» SET EXERCISE
Exactly as they appear, output all of the entries.

» SOURCE MATERIAL
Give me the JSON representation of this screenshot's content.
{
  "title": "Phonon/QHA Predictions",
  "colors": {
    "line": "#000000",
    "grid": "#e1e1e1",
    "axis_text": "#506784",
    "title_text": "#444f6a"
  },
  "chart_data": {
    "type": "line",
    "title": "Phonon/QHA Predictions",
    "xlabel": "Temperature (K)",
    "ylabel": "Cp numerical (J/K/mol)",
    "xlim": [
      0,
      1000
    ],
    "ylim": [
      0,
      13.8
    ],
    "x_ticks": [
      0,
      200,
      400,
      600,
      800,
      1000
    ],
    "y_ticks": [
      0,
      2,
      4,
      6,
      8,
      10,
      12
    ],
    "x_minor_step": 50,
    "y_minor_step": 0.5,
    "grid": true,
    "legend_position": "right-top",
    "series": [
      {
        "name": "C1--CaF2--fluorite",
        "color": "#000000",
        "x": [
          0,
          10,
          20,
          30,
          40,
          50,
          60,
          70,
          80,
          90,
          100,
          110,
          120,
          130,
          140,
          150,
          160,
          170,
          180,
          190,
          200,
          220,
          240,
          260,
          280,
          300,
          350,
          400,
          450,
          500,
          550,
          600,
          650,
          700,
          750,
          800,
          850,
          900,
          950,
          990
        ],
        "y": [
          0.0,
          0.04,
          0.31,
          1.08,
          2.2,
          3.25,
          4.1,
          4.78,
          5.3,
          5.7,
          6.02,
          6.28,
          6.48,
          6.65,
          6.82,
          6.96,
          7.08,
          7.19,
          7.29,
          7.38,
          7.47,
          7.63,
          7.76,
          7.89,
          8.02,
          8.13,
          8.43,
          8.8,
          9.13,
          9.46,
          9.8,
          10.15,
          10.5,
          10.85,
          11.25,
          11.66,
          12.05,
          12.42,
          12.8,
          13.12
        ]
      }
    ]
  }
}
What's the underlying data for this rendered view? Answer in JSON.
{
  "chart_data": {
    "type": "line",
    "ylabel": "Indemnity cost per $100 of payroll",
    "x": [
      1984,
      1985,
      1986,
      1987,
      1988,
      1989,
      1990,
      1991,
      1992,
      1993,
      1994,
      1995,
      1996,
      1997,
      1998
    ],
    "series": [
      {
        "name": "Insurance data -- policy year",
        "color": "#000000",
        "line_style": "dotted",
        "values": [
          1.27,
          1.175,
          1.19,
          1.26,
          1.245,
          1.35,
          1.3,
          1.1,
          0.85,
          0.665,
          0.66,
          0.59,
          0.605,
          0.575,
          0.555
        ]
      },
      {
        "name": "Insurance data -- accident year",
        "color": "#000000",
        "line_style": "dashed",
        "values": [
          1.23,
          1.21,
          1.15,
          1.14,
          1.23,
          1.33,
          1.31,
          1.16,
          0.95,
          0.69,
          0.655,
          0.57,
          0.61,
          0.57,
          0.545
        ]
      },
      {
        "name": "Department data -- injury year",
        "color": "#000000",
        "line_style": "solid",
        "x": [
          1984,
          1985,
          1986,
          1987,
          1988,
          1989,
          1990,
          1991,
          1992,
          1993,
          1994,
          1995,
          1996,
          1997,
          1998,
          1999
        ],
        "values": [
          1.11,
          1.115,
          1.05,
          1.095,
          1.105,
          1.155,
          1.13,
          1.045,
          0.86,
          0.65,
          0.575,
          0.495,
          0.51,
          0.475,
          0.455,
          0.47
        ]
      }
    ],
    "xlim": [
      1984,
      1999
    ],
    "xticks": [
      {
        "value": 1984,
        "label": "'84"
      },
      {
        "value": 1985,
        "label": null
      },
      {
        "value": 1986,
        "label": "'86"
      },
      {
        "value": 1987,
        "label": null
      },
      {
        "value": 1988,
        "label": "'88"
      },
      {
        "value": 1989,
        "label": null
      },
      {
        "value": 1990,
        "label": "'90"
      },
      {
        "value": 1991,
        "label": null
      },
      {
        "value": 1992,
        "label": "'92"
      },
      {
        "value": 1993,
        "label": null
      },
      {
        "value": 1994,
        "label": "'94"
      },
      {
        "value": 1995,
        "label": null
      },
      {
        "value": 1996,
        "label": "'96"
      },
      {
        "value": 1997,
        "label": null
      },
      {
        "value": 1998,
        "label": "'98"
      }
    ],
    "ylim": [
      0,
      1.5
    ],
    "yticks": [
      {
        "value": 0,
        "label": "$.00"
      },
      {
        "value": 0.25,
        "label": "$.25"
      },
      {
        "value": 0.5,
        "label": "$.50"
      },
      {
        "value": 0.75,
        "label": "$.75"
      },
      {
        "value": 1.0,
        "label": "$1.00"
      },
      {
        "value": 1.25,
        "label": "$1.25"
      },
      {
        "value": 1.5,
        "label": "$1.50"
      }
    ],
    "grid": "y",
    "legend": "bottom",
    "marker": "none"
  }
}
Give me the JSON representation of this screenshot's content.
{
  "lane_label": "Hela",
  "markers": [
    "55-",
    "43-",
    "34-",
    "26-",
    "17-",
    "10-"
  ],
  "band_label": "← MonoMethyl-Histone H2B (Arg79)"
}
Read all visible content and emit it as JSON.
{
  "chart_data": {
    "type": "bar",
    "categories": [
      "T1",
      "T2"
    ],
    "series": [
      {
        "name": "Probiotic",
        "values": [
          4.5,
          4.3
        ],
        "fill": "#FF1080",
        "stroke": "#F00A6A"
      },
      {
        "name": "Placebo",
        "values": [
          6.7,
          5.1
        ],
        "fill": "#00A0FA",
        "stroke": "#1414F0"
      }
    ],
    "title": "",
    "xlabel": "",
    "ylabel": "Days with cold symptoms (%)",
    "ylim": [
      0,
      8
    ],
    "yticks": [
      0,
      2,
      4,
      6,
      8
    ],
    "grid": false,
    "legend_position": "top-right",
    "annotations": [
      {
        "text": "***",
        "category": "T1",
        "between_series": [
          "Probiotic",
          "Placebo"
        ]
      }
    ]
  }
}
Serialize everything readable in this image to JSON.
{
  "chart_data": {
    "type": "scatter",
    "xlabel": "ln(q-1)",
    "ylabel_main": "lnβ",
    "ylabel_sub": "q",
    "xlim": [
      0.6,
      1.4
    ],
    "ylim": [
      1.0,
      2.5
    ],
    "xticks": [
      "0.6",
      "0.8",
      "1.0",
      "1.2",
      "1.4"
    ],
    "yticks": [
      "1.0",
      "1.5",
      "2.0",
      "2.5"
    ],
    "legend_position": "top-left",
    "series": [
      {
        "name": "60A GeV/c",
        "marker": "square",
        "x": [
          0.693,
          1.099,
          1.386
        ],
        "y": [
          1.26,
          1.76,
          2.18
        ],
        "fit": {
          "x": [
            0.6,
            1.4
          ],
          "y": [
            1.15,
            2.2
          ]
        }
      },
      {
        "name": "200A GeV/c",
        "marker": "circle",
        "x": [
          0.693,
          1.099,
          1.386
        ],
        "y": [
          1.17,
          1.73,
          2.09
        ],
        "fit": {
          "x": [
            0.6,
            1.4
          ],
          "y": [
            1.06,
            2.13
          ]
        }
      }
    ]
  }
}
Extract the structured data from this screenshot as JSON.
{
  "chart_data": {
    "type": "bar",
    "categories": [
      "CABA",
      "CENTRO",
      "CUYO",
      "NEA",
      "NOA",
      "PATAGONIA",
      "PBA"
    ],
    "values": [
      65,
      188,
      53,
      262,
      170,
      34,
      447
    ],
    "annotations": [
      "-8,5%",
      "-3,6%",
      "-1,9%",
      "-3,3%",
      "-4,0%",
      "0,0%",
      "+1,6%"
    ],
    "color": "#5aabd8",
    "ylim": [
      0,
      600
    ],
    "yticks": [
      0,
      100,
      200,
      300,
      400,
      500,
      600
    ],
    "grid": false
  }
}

» THE ANSWER
Give me the JSON representation of this screenshot's content.
{
  "title": "Phonon/QHA Predictions",
  "colors": {
    "line": "#000000",
    "grid": "#e1e1e1",
    "axis_text": "#506784",
    "title_text": "#444f6a"
  },
  "chart_data": {
    "type": "line",
    "title": "Phonon/QHA Predictions",
    "xlabel": "Temperature (K)",
    "ylabel": "Cp numerical (J/K/mol)",
    "xlim": [
      0,
      1000
    ],
    "ylim": [
      0,
      13.8
    ],
    "x_ticks": [
      0,
      200,
      400,
      600,
      800,
      1000
    ],
    "y_ticks": [
      0,
      2,
      4,
      6,
      8,
      10,
      12
    ],
    "x_minor_step": 50,
    "y_minor_step": 0.5,
    "grid": true,
    "legend_position": "right-top",
    "series": [
      {
        "name": "C1--CaF2--fluorite",
        "color": "#000000",
        "x": [
          0,
          10,
          20,
          30,
          40,
          50,
          60,
          70,
          80,
          90,
          100,
          110,
          120,
          130,
          140,
          150,
          160,
          170,
          180,
          190,
          200,
          220,
          240,
          260,
          280,
          300,
          350,
          400,
          450,
          500,
          550,
          600,
          650,
          700,
          750,
          800,
          850,
          900,
          950,
          990
        ],
        "y": [
          0.0,
          0.04,
          0.31,
          1.08,
          2.2,
          3.25,
          4.1,
          4.78,
          5.3,
          5.7,
          6.02,
          6.28,
          6.48,
          6.65,
          6.82,
          6.96,
          7.08,
          7.19,
          7.29,
          7.38,
          7.47,
          7.63,
          7.76,
          7.89,
          8.02,
          8.13,
          8.43,
          8.8,
          9.13,
          9.46,
          9.8,
          10.15,
          10.5,
          10.85,
          11.25,
          11.66,
          12.05,
          12.42,
          12.8,
          13.12
        ]
      }
    ]
  }
}
What's the underlying data for this rendered view? Answer in JSON.
{
  "chart_data": {
    "type": "line",
    "ylabel": "Indemnity cost per $100 of payroll",
    "x": [
      1984,
      1985,
      1986,
      1987,
      1988,
      1989,
      1990,
      1991,
      1992,
      1993,
      1994,
      1995,
      1996,
      1997,
      1998
    ],
    "series": [
      {
        "name": "Insurance data -- policy year",
        "color": "#000000",
        "line_style": "dotted",
        "values": [
          1.27,
          1.175,
          1.19,
          1.26,
          1.245,
          1.35,
          1.3,
          1.1,
          0.85,
          0.665,
          0.66,
          0.59,
          0.605,
          0.575,
          0.555
        ]
      },
      {
        "name": "Insurance data -- accident year",
        "color": "#000000",
        "line_style": "dashed",
        "values": [
          1.23,
          1.21,
          1.15,
          1.14,
          1.23,
          1.33,
          1.31,
          1.16,
          0.95,
          0.69,
          0.655,
          0.57,
          0.61,
          0.57,
          0.545
        ]
      },
      {
        "name": "Department data -- injury year",
        "color": "#000000",
        "line_style": "solid",
        "x": [
          1984,
          1985,
          1986,
          1987,
          1988,
          1989,
          1990,
          1991,
          1992,
          1993,
          1994,
          1995,
          1996,
          1997,
          1998,
          1999
        ],
        "values": [
          1.11,
          1.115,
          1.05,
          1.095,
          1.105,
          1.155,
          1.13,
          1.045,
          0.86,
          0.65,
          0.575,
          0.495,
          0.51,
          0.475,
          0.455,
          0.47
        ]
      }
    ],
    "xlim": [
      1984,
      1999
    ],
    "xticks": [
      {
        "value": 1984,
        "label": "'84"
      },
      {
        "value": 1985,
        "label": null
      },
      {
        "value": 1986,
        "label": "'86"
      },
      {
        "value": 1987,
        "label": null
      },
      {
        "value": 1988,
        "label": "'88"
      },
      {
        "value": 1989,
        "label": null
      },
      {
        "value": 1990,
        "label": "'90"
      },
      {
        "value": 1991,
        "label": null
      },
      {
        "value": 1992,
        "label": "'92"
      },
      {
        "value": 1993,
        "label": null
      },
      {
        "value": 1994,
        "label": "'94"
      },
      {
        "value": 1995,
        "label": null
      },
      {
        "value": 1996,
        "label": "'96"
      },
      {
        "value": 1997,
        "label": null
      },
      {
        "value": 1998,
        "label": "'98"
      }
    ],
    "ylim": [
      0,
      1.5
    ],
    "yticks": [
      {
        "value": 0,
        "label": "$.00"
      },
      {
        "value": 0.25,
        "label": "$.25"
      },
      {
        "value": 0.5,
        "label": "$.50"
      },
      {
        "value": 0.75,
        "label": "$.75"
      },
      {
        "value": 1.0,
        "label": "$1.00"
      },
      {
        "value": 1.25,
        "label": "$1.25"
      },
      {
        "value": 1.5,
        "label": "$1.50"
      }
    ],
    "grid": "y",
    "legend": "bottom",
    "marker": "none"
  }
}
Give me the JSON representation of this screenshot's content.
{
  "lane_label": "Hela",
  "markers": [
    "55-",
    "43-",
    "34-",
    "26-",
    "17-",
    "10-"
  ],
  "band_label": "← MonoMethyl-Histone H2B (Arg79)"
}
Read all visible content and emit it as JSON.
{
  "chart_data": {
    "type": "bar",
    "categories": [
      "T1",
      "T2"
    ],
    "series": [
      {
        "name": "Probiotic",
        "values": [
          4.5,
          4.3
        ],
        "fill": "#FF1080",
        "stroke": "#F00A6A"
      },
      {
        "name": "Placebo",
        "values": [
          6.7,
          5.1
        ],
        "fill": "#00A0FA",
        "stroke": "#1414F0"
      }
    ],
    "title": "",
    "xlabel": "",
    "ylabel": "Days with cold symptoms (%)",
    "ylim": [
      0,
      8
    ],
    "yticks": [
      0,
      2,
      4,
      6,
      8
    ],
    "grid": false,
    "legend_position": "top-right",
    "annotations": [
      {
        "text": "***",
        "category": "T1",
        "between_series": [
          "Probiotic",
          "Placebo"
        ]
      }
    ]
  }
}
Serialize everything readable in this image to JSON.
{
  "chart_data": {
    "type": "scatter",
    "xlabel": "ln(q-1)",
    "ylabel_main": "lnβ",
    "ylabel_sub": "q",
    "xlim": [
      0.6,
      1.4
    ],
    "ylim": [
      1.0,
      2.5
    ],
    "xticks": [
      "0.6",
      "0.8",
      "1.0",
      "1.2",
      "1.4"
    ],
    "yticks": [
      "1.0",
      "1.5",
      "2.0",
      "2.5"
    ],
    "legend_position": "top-left",
    "series": [
      {
        "name": "60A GeV/c",
        "marker": "square",
        "x": [
          0.693,
          1.099,
          1.386
        ],
        "y": [
          1.26,
          1.76,
          2.18
        ],
        "fit": {
          "x": [
            0.6,
            1.4
          ],
          "y": [
            1.15,
            2.2
          ]
        }
      },
      {
        "name": "200A GeV/c",
        "marker": "circle",
        "x": [
          0.693,
          1.099,
          1.386
        ],
        "y": [
          1.17,
          1.73,
          2.09
        ],
        "fit": {
          "x": [
            0.6,
            1.4
          ],
          "y": [
            1.06,
            2.13
          ]
        }
      }
    ]
  }
}
Extract the structured data from this screenshot as JSON.
{
  "chart_data": {
    "type": "bar",
    "categories": [
      "CABA",
      "CENTRO",
      "CUYO",
      "NEA",
      "NOA",
      "PATAGONIA",
      "PBA"
    ],
    "values": [
      65,
      188,
      53,
      262,
      170,
      34,
      447
    ],
    "annotations": [
      "-8,5%",
      "-3,6%",
      "-1,9%",
      "-3,3%",
      "-4,0%",
      "0,0%",
      "+1,6%"
    ],
    "color": "#5aabd8",
    "ylim": [
      0,
      600
    ],
    "yticks": [
      0,
      100,
      200,
      300,
      400,
      500,
      600
    ],
    "grid": false
  }
}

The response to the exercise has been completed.